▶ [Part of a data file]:
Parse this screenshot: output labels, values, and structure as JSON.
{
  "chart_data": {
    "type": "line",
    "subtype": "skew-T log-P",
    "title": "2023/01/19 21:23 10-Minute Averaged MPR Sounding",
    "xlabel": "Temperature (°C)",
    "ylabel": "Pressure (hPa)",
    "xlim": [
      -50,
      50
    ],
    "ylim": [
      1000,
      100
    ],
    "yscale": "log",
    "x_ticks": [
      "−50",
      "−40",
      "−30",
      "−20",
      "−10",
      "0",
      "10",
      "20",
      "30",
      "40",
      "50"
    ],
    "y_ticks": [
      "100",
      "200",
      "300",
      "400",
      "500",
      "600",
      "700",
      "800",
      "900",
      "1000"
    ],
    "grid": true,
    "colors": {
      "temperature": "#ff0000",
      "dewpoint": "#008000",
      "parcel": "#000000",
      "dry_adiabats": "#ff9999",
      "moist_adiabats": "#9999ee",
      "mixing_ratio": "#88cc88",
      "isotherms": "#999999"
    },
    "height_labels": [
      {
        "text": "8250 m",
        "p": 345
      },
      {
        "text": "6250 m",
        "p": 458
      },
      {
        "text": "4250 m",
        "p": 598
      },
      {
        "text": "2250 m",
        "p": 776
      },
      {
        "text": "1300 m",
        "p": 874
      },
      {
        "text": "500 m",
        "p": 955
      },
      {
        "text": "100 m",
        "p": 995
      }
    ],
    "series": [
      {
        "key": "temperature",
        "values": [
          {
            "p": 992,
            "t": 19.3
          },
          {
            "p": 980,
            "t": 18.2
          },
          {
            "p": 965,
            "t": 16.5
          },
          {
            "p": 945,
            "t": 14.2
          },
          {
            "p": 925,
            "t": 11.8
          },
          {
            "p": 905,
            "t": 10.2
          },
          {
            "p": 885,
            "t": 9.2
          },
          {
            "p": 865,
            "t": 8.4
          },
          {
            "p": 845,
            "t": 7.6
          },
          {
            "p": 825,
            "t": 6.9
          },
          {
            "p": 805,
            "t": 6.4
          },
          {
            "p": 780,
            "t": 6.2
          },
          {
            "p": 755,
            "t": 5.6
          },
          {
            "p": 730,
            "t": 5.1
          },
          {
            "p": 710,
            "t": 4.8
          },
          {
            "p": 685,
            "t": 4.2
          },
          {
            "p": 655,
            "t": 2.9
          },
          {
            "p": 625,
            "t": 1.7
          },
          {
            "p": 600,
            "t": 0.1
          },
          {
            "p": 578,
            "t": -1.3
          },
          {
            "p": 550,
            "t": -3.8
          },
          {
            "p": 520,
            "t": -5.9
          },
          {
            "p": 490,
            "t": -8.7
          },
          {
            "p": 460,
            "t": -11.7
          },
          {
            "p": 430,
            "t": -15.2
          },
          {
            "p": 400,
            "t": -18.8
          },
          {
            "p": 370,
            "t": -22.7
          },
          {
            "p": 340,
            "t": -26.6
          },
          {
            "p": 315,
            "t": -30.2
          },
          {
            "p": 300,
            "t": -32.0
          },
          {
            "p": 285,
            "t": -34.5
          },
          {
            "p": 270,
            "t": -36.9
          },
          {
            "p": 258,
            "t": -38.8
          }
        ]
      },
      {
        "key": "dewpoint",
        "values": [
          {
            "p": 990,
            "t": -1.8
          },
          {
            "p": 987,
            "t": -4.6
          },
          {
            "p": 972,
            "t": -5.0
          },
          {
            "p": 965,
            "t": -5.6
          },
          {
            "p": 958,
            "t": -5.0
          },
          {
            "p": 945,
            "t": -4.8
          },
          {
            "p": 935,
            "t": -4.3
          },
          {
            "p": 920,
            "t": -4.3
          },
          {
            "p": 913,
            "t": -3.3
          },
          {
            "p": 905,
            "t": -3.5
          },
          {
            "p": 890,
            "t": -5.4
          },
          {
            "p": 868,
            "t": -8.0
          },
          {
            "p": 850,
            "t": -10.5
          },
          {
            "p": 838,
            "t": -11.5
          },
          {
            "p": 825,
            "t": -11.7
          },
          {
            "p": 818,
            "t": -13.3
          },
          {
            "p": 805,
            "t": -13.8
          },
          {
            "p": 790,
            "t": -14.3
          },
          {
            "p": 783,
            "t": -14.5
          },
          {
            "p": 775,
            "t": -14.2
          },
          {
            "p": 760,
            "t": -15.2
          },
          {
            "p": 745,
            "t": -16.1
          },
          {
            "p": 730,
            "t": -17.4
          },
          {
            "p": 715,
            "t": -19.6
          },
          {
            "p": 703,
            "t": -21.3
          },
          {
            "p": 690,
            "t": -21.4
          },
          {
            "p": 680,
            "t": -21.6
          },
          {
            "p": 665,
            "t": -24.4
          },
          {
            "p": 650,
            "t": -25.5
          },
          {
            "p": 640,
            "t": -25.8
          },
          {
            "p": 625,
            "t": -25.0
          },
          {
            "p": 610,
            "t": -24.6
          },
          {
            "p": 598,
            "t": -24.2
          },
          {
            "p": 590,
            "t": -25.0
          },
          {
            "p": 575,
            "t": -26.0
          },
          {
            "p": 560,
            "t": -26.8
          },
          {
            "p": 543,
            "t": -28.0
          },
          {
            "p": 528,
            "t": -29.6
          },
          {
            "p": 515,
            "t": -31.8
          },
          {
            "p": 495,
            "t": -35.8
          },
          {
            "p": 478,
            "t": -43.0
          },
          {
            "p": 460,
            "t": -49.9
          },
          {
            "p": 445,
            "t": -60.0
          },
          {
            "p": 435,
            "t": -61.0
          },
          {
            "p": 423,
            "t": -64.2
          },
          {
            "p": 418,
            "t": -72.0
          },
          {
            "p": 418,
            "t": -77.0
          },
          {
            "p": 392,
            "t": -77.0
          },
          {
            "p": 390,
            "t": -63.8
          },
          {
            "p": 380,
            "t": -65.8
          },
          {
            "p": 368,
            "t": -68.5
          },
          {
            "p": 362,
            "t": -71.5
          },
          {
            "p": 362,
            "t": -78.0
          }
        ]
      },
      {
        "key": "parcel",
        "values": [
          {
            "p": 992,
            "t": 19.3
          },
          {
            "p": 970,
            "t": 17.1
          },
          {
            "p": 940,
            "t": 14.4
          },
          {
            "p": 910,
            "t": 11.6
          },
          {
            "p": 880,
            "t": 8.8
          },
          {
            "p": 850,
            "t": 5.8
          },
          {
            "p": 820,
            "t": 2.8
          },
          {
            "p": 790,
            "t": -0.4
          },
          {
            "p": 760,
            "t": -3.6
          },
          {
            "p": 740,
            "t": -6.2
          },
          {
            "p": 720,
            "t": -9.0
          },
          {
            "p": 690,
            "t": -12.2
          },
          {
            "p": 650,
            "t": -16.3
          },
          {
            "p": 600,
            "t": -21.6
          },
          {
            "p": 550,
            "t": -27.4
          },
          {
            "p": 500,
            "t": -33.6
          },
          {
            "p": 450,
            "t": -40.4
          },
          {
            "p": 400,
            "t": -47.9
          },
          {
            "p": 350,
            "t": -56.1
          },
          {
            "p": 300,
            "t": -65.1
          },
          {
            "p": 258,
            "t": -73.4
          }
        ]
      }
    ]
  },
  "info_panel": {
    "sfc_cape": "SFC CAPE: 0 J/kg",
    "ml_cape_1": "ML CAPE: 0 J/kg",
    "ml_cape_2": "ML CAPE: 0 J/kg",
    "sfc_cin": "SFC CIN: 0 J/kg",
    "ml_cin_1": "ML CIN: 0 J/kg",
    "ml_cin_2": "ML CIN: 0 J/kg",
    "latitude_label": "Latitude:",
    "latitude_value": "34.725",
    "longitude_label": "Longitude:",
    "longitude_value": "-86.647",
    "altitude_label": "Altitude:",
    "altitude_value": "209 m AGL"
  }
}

▶ [Exercise requirements]: Count every line in the entries above where the word "CAPE" appears; respond with the number alone.

▶ [Complete output]: 3